Problem to work on =>
Whenever a line in the records below holds the string "characteristic", copy it out.

(Stored dataset items)
※ ※ ※

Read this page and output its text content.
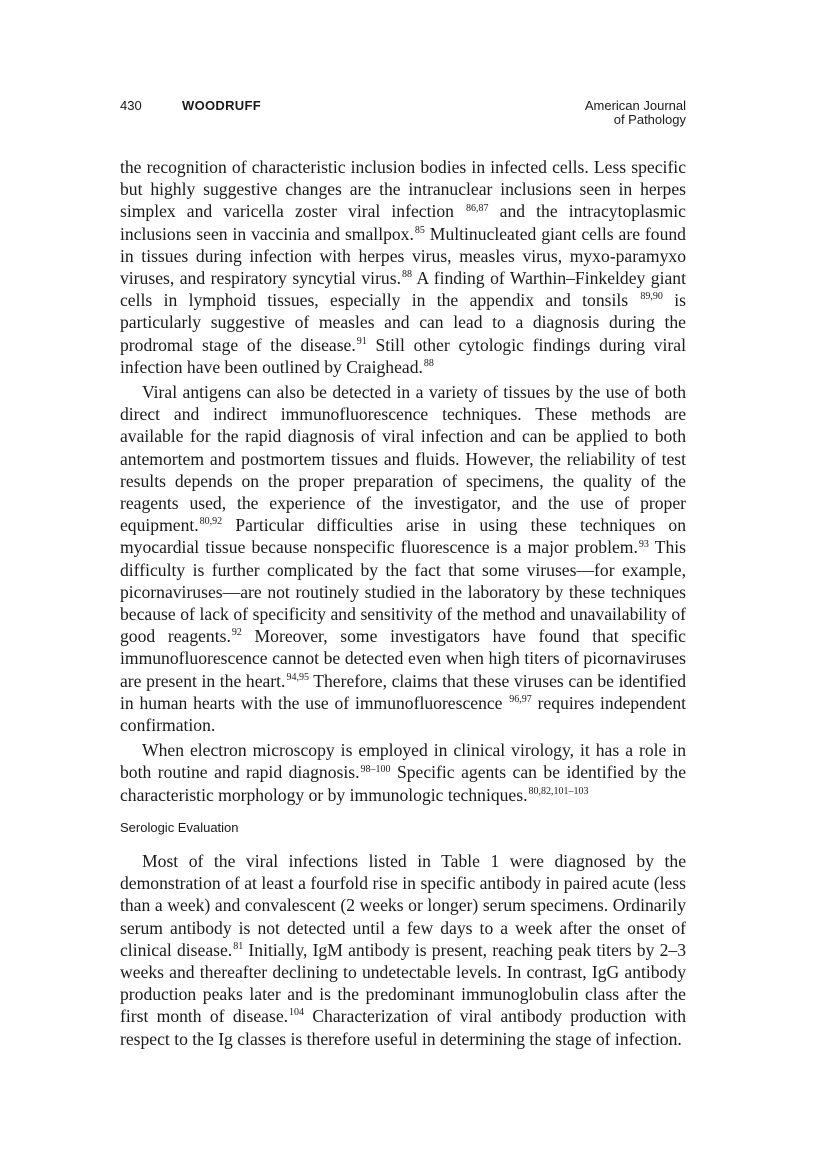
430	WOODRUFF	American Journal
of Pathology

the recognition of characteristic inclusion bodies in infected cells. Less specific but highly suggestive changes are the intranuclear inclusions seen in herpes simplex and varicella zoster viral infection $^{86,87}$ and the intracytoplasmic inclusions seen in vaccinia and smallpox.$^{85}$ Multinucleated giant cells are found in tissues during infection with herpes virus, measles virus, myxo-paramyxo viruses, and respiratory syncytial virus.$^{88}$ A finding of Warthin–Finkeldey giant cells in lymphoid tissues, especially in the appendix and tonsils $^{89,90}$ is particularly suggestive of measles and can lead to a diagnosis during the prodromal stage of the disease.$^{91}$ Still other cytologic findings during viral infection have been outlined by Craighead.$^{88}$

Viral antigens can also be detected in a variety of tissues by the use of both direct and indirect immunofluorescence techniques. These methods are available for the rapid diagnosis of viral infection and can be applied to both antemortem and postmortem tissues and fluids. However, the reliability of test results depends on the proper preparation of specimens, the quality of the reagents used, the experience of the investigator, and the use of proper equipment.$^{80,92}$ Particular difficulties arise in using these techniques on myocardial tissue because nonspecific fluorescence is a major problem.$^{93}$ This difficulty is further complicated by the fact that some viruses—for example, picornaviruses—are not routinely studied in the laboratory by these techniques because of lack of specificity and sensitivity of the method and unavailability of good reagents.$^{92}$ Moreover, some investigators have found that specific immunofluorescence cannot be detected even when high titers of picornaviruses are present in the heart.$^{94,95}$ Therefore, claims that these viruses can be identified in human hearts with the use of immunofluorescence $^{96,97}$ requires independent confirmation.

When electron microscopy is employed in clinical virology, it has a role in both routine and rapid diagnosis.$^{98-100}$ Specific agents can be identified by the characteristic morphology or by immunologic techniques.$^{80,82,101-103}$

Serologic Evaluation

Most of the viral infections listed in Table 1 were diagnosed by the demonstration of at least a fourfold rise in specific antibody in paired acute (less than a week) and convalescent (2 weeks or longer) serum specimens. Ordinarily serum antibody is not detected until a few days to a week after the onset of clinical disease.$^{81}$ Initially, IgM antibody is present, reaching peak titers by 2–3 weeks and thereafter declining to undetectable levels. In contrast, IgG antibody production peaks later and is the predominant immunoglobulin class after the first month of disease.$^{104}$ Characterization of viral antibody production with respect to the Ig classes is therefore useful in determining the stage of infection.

※ ※ ※

Exercise result =>
the recognition of characteristic inclusion bodies in infected cells. Less specific but highly suggestive changes are the intranuclear inclusions seen in herpes simplex and varicella zoster viral infection $^{86,87}$ and the intracytoplasmic inclusions seen in vaccinia and smallpox.$^{85}$ Multinucleated giant cells are found in tissues during infection with herpes virus, measles virus, myxo-paramyxo viruses, and respiratory syncytial virus.$^{88}$ A finding of Warthin–Finkeldey giant cells in lymphoid tissues, especially in the appendix and tonsils $^{89,90}$ is particularly suggestive of measles and can lead to a diagnosis during the prodromal stage of the disease.$^{91}$ Still other cytologic findings during viral infection have been outlined by Craighead.$^{88}$
When electron microscopy is employed in clinical virology, it has a role in both routine and rapid diagnosis.$^{98-100}$ Specific agents can be identified by the characteristic morphology or by immunologic techniques.$^{80,82,101-103}$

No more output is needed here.